The problem:
Sort through the data and copy the lines holding the word "screenshot".

◆ ◆ ◆

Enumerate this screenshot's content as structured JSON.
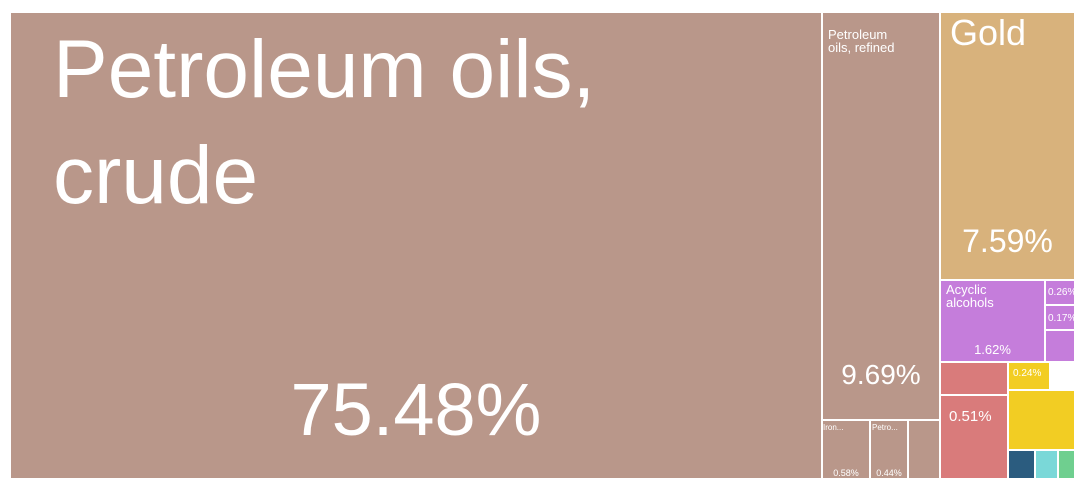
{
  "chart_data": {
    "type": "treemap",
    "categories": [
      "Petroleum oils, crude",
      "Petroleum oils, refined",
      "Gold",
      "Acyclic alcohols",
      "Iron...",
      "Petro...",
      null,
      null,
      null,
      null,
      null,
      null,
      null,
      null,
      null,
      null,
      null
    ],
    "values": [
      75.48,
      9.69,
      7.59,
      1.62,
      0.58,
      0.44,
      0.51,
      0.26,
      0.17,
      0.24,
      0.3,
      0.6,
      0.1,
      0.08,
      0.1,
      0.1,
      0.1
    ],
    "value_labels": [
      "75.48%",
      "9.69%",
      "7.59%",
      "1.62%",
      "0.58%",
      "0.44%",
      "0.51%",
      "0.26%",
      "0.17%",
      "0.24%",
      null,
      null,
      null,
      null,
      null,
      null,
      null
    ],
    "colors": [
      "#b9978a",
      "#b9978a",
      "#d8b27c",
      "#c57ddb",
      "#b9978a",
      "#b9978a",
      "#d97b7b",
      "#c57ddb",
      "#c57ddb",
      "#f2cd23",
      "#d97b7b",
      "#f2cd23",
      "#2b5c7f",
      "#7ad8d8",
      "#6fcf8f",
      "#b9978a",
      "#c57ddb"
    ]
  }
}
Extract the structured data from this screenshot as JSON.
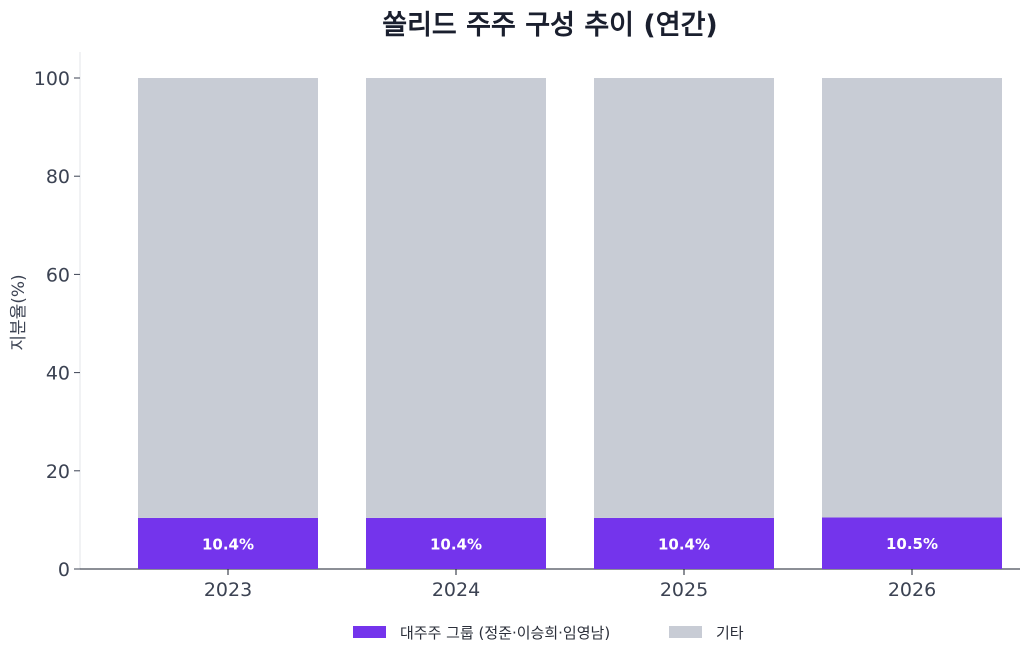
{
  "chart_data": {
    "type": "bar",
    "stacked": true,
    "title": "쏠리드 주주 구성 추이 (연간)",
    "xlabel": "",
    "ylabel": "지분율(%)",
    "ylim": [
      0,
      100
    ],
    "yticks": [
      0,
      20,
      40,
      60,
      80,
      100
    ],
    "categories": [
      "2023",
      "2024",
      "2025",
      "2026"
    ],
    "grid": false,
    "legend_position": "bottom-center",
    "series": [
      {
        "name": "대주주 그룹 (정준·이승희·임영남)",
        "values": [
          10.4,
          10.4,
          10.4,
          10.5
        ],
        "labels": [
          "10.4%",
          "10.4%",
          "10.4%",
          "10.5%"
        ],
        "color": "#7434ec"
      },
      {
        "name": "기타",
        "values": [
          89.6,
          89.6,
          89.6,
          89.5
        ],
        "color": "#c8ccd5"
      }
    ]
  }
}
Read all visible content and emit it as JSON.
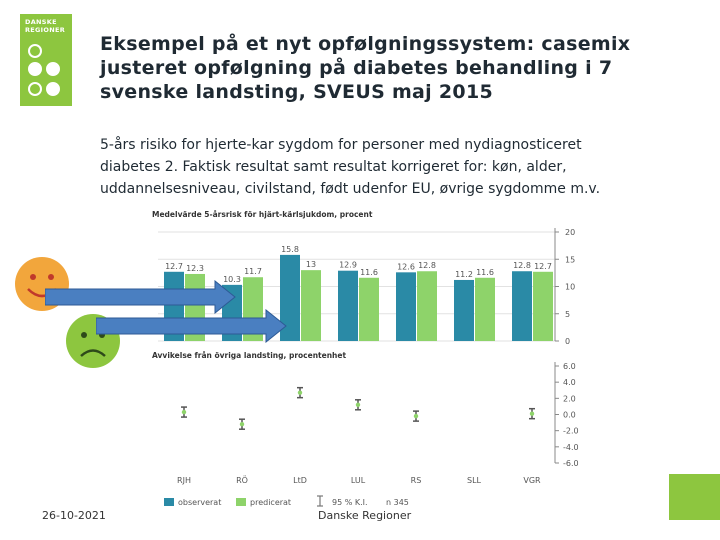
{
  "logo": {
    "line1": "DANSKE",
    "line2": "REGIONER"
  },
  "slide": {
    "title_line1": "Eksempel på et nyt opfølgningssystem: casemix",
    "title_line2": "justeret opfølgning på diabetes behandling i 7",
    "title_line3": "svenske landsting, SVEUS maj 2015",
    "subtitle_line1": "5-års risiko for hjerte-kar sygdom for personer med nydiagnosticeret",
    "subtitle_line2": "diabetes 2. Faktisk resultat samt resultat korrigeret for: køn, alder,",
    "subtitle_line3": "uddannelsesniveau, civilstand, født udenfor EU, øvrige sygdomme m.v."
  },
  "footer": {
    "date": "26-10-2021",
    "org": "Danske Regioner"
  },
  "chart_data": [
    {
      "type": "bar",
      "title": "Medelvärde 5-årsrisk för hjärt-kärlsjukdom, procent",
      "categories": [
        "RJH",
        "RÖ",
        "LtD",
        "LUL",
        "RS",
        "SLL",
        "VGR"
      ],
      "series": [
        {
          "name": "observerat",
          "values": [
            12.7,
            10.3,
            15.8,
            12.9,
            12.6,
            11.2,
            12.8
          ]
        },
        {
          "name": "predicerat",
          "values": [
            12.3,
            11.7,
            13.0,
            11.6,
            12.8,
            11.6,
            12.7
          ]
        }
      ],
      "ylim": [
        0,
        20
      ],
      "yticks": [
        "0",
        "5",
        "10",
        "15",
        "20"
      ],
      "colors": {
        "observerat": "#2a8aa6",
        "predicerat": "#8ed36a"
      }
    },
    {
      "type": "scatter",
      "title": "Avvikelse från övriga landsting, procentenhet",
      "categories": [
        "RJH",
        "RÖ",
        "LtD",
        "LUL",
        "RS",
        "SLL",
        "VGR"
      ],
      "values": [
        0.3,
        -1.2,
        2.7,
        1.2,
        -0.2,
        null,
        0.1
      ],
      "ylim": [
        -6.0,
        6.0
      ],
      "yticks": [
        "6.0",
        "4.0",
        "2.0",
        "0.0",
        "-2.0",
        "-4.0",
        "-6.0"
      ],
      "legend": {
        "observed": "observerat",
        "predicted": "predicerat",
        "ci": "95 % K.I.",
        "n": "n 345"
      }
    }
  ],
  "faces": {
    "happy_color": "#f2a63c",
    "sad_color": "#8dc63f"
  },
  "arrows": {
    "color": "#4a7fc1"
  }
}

◆ ◆ ◆

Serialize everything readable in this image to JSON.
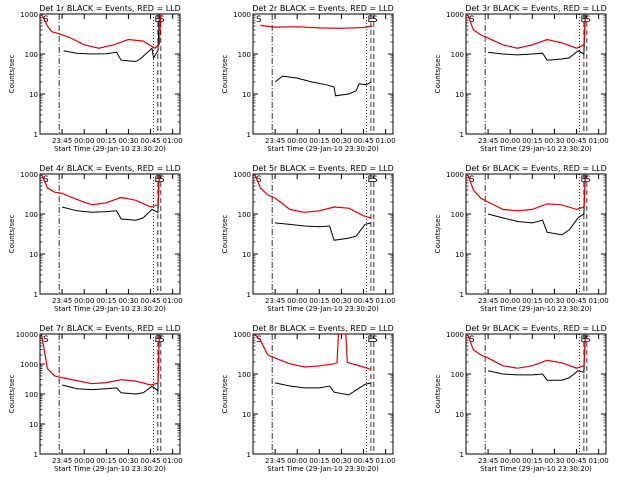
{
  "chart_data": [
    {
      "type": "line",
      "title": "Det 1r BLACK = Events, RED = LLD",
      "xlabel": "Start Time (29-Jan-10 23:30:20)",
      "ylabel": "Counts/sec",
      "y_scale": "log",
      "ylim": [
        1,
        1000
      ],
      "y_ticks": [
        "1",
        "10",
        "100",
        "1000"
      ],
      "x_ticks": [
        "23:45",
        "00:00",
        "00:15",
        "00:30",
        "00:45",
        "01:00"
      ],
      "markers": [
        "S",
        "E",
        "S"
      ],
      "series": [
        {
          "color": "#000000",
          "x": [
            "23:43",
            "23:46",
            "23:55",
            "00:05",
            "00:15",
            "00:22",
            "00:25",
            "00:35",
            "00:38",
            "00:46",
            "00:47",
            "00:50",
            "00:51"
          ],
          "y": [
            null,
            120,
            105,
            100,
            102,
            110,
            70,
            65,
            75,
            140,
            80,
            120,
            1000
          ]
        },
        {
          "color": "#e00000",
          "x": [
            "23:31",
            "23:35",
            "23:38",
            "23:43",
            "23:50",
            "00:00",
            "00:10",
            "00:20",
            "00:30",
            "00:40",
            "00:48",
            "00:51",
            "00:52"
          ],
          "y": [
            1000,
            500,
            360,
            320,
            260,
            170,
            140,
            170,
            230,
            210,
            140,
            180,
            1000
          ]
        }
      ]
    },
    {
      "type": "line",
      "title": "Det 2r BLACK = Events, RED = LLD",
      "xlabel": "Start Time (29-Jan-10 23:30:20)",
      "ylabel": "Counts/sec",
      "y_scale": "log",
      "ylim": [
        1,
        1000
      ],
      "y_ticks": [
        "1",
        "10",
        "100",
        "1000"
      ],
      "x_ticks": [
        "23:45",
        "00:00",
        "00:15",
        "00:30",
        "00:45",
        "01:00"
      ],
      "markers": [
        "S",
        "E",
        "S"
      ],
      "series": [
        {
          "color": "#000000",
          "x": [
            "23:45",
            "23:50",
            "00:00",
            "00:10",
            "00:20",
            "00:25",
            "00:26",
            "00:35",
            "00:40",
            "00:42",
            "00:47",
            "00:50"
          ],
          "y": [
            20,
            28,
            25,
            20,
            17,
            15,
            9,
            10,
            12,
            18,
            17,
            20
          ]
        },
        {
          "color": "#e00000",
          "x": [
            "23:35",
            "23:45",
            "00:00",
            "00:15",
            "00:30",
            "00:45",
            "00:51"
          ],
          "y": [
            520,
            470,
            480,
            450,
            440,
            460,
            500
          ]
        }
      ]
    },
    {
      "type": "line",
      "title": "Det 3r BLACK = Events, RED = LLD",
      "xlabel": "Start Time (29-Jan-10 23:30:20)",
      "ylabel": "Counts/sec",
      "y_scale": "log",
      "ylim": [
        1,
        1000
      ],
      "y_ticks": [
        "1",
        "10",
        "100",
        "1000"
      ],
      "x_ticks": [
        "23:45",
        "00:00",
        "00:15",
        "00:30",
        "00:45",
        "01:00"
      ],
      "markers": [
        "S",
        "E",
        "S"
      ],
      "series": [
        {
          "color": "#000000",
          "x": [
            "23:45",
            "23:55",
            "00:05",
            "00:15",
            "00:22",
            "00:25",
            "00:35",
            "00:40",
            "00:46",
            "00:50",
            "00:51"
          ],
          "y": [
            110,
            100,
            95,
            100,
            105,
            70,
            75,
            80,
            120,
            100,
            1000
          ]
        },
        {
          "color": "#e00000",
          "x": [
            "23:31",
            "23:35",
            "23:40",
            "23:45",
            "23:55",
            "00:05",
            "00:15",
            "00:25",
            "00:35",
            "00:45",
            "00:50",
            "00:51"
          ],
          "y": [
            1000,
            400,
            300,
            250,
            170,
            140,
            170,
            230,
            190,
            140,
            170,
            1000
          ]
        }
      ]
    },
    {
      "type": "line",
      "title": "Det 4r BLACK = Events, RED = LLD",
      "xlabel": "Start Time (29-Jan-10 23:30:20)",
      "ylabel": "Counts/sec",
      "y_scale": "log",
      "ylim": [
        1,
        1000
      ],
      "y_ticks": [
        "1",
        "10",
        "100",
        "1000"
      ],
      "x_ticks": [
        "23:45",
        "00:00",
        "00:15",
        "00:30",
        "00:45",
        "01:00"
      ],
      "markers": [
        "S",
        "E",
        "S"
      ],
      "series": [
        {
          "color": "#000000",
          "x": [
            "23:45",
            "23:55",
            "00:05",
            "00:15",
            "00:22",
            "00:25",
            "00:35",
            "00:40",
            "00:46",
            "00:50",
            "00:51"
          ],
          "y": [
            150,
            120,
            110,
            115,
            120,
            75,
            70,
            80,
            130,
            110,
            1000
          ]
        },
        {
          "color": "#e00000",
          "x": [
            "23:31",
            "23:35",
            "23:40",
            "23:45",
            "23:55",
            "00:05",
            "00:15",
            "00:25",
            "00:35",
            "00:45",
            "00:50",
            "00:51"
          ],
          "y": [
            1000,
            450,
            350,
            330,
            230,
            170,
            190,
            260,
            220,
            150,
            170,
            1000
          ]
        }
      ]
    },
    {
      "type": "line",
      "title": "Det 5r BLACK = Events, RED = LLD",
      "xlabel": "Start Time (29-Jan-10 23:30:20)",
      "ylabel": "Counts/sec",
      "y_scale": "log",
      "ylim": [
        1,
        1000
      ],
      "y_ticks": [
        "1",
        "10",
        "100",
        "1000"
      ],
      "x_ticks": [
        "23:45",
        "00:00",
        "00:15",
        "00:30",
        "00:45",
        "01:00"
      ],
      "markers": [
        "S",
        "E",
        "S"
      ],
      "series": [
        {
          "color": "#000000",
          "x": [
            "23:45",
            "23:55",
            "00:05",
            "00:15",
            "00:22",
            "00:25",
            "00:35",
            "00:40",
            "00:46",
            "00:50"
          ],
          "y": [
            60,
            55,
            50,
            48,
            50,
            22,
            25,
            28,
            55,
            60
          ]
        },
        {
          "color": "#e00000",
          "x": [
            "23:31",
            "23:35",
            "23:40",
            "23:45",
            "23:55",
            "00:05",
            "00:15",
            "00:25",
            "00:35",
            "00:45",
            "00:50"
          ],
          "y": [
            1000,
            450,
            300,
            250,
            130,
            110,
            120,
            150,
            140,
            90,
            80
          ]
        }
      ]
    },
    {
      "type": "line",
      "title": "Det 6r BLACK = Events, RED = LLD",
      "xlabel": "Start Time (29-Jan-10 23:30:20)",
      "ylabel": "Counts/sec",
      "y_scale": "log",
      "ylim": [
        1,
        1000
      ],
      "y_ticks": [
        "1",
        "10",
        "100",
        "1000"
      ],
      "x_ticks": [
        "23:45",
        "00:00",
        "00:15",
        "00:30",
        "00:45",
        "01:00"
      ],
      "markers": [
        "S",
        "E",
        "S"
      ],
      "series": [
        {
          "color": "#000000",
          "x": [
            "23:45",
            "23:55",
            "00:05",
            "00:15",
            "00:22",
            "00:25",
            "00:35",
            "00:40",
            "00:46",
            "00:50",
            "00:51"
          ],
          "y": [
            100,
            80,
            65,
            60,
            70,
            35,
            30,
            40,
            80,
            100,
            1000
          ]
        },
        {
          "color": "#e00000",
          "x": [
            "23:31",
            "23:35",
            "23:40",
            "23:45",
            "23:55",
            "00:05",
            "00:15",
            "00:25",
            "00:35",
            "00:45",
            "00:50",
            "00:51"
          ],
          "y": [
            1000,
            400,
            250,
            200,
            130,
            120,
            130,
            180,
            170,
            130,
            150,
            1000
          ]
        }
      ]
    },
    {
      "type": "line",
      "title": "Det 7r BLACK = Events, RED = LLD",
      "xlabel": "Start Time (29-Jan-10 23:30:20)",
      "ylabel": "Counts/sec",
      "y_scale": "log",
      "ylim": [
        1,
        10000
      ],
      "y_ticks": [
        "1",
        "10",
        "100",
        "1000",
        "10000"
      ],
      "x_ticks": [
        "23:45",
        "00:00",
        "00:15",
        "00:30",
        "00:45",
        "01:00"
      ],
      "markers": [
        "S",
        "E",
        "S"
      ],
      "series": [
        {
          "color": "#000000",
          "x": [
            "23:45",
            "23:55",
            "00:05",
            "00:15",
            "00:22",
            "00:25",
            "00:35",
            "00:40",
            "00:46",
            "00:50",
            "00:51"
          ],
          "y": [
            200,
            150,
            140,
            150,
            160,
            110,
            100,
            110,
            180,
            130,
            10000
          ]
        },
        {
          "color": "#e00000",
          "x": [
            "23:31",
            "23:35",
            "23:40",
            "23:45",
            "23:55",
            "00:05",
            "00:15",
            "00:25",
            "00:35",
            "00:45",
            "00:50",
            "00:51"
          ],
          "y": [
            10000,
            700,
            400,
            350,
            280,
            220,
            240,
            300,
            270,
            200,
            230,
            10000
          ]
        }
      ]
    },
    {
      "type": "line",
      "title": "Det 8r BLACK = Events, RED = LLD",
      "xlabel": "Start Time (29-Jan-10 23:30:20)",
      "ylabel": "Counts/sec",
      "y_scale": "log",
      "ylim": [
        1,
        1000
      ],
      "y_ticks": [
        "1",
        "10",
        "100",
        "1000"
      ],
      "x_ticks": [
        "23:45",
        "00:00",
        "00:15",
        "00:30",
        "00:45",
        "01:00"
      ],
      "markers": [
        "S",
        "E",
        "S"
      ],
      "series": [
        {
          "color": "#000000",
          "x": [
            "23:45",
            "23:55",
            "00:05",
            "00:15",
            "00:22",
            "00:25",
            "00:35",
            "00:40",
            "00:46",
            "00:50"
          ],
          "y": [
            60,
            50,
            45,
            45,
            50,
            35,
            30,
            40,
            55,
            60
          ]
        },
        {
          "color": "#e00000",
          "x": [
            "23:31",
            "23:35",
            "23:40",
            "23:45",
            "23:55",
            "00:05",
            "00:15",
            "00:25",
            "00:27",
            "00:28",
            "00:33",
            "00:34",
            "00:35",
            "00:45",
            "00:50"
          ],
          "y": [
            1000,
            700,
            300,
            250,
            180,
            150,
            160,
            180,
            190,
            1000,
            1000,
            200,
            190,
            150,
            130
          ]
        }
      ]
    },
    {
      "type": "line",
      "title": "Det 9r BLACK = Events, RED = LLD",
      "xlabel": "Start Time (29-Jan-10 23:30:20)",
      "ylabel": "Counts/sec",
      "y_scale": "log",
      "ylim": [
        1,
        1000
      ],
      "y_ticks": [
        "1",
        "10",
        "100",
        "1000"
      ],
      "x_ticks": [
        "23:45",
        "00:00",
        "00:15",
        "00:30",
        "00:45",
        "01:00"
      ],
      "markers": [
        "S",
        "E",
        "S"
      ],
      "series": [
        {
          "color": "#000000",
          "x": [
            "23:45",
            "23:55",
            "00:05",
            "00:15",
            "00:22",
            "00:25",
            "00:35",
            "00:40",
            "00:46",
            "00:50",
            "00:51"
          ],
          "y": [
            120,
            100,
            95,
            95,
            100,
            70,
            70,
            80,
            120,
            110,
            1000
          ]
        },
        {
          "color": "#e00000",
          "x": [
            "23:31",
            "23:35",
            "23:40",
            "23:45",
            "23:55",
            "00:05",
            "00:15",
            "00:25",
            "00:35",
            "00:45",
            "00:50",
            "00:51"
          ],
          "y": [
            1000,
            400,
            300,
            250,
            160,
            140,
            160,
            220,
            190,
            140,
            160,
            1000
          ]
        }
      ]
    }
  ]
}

◆ ◆ ◆

Answer:
Enumerate this screenshot's content as structured JSON.
Extract the structured data from this screenshot as JSON.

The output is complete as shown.